Work to do
Go through the entries below and print each one exactly, leaving out pictures.

Extracted information
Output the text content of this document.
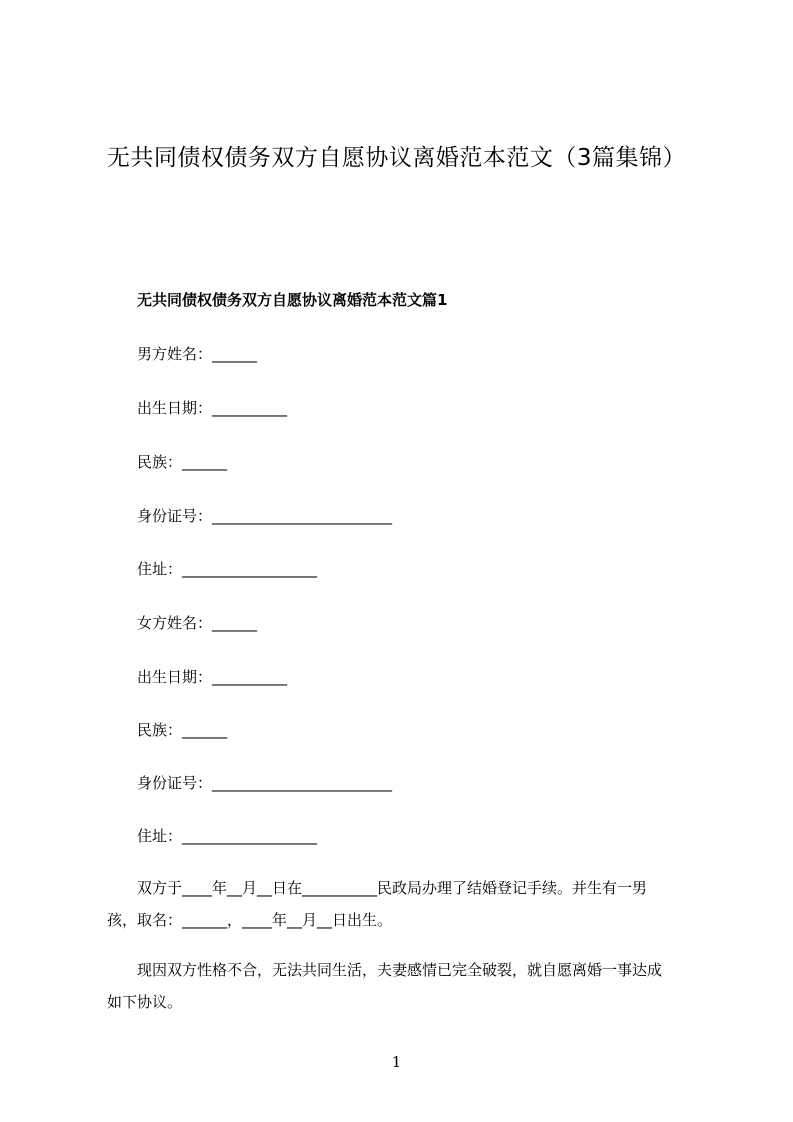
无共同债权债务双方自愿协议离婚范本范文（3篇集锦）
无共同债权债务双方自愿协议离婚范本范文篇1
男方姓名：______
出生日期：__________
民族：______
身份证号：________________________
住址：__________________
女方姓名：______
出生日期：__________
民族：______
身份证号：________________________
住址：__________________
双方于____年__月__日在__________民政局办理了结婚登记手续。并生有一男
孩，取名：______，____年__月__日出生。
现因双方性格不合，无法共同生活，夫妻感情已完全破裂，就自愿离婚一事达成
如下协议。
1
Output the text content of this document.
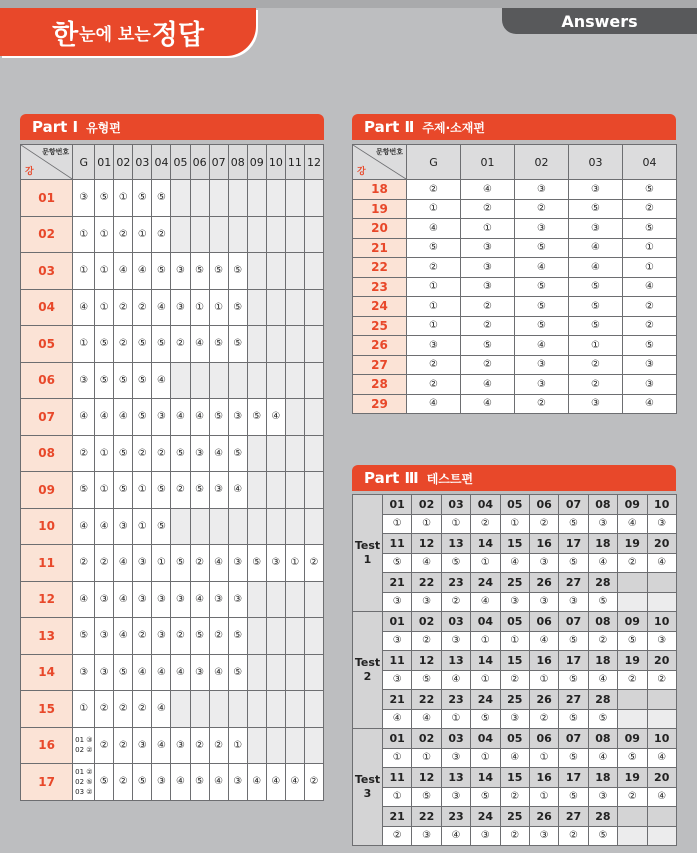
한 눈에 보는 정답	Answers
Part Ⅰ 유형편
문항번호
강	G	01	02	03	04	05	06	07	08	09	10	11	12
01	③	⑤	①	⑤	⑤								
02	①	①	②	①	②								
03	①	①	④	④	⑤	③	⑤	⑤	⑤				
04	④	①	②	②	④	③	①	①	⑤				
05	①	⑤	②	⑤	⑤	②	④	⑤	⑤				
06	③	⑤	⑤	⑤	④								
07	④	④	④	⑤	③	④	④	⑤	③	⑤	④		
08	②	①	⑤	②	②	⑤	③	④	⑤				
09	⑤	①	⑤	①	⑤	②	⑤	③	④				
10	④	④	③	①	⑤								
11	②	②	④	③	①	⑤	②	④	③	⑤	③	①	②
12	④	③	④	③	③	③	④	③	③				
13	⑤	③	④	②	③	②	⑤	②	⑤				
14	③	③	⑤	④	④	④	③	④	⑤				
15	①	②	②	②	④								
16	01 ③
02 ②	②	②	③	④	③	②	②	①				
17	01 ②
02 ⑤
03 ②	⑤	②	⑤	③	④	⑤	④	③	④	④	④	②
Part Ⅱ 주제·소재편
문항번호
강	G	01	02	03	04
18	②	④	③	③	⑤
19	①	②	②	⑤	②
20	④	①	③	③	⑤
21	⑤	③	⑤	④	①
22	②	③	④	④	①
23	①	③	⑤	⑤	④
24	①	②	⑤	⑤	②
25	①	②	⑤	⑤	②
26	③	⑤	④	①	⑤
27	②	②	③	②	③
28	②	④	③	②	③
29	④	④	②	③	④
Part Ⅲ 테스트편
Test
1	01	02	03	04	05	06	07	08	09	10
	①	①	①	②	①	②	⑤	③	④	③
	11	12	13	14	15	16	17	18	19	20
	⑤	④	⑤	①	④	③	⑤	④	②	④
	21	22	23	24	25	26	27	28		
	③	③	②	④	③	③	③	⑤		

Test
2	01	02	03	04	05	06	07	08	09	10
	③	②	③	①	①	④	⑤	②	⑤	③
	11	12	13	14	15	16	17	18	19	20
	③	⑤	④	①	②	①	⑤	④	②	②
	21	22	23	24	25	26	27	28		
	④	④	①	⑤	③	②	⑤	⑤		

Test
3	01	02	03	04	05	06	07	08	09	10
	①	①	③	①	④	①	⑤	④	⑤	④
	11	12	13	14	15	16	17	18	19	20
	①	⑤	③	⑤	②	①	⑤	③	②	④
	21	22	23	24	25	26	27	28		
	②	③	④	③	②	③	②	⑤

Solution for this problem
Output the text content of this document.
无共同债权债务双方自愿协议离婚范本范文（3篇集锦）
无共同债权债务双方自愿协议离婚范本范文篇1
男方姓名：______
出生日期：__________
民族：______
身份证号：________________________
住址：__________________
女方姓名：______
出生日期：__________
民族：______
身份证号：________________________
住址：__________________
双方于____年__月__日在__________民政局办理了结婚登记手续。并生有一男
孩，取名：______，____年__月__日出生。
现因双方性格不合，无法共同生活，夫妻感情已完全破裂，就自愿离婚一事达成
如下协议。
1
Output the text content of this document.
한 눈에 보는 정답	Answers
Part Ⅰ 유형편
문항번호
강	G	01	02	03	04	05	06	07	08	09	10	11	12
01	③	⑤	①	⑤	⑤								
02	①	①	②	①	②								
03	①	①	④	④	⑤	③	⑤	⑤	⑤				
04	④	①	②	②	④	③	①	①	⑤				
05	①	⑤	②	⑤	⑤	②	④	⑤	⑤				
06	③	⑤	⑤	⑤	④								
07	④	④	④	⑤	③	④	④	⑤	③	⑤	④		
08	②	①	⑤	②	②	⑤	③	④	⑤				
09	⑤	①	⑤	①	⑤	②	⑤	③	④				
10	④	④	③	①	⑤								
11	②	②	④	③	①	⑤	②	④	③	⑤	③	①	②
12	④	③	④	③	③	③	④	③	③				
13	⑤	③	④	②	③	②	⑤	②	⑤				
14	③	③	⑤	④	④	④	③	④	⑤				
15	①	②	②	②	④								
16	01 ③
02 ②	②	②	③	④	③	②	②	①				
17	01 ②
02 ⑤
03 ②	⑤	②	⑤	③	④	⑤	④	③	④	④	④	②
Part Ⅱ 주제·소재편
문항번호
강	G	01	02	03	04
18	②	④	③	③	⑤
19	①	②	②	⑤	②
20	④	①	③	③	⑤
21	⑤	③	⑤	④	①
22	②	③	④	④	①
23	①	③	⑤	⑤	④
24	①	②	⑤	⑤	②
25	①	②	⑤	⑤	②
26	③	⑤	④	①	⑤
27	②	②	③	②	③
28	②	④	③	②	③
29	④	④	②	③	④
Part Ⅲ 테스트편
Test
1	01	02	03	04	05	06	07	08	09	10
	①	①	①	②	①	②	⑤	③	④	③
	11	12	13	14	15	16	17	18	19	20
	⑤	④	⑤	①	④	③	⑤	④	②	④
	21	22	23	24	25	26	27	28		
	③	③	②	④	③	③	③	⑤		

Test
2	01	02	03	04	05	06	07	08	09	10
	③	②	③	①	①	④	⑤	②	⑤	③
	11	12	13	14	15	16	17	18	19	20
	③	⑤	④	①	②	①	⑤	④	②	②
	21	22	23	24	25	26	27	28		
	④	④	①	⑤	③	②	⑤	⑤		

Test
3	01	02	03	04	05	06	07	08	09	10
	①	①	③	①	④	①	⑤	④	⑤	④
	11	12	13	14	15	16	17	18	19	20
	①	⑤	③	⑤	②	①	⑤	③	②	④
	21	22	23	24	25	26	27	28		
	②	③	④	③	②	③	②	⑤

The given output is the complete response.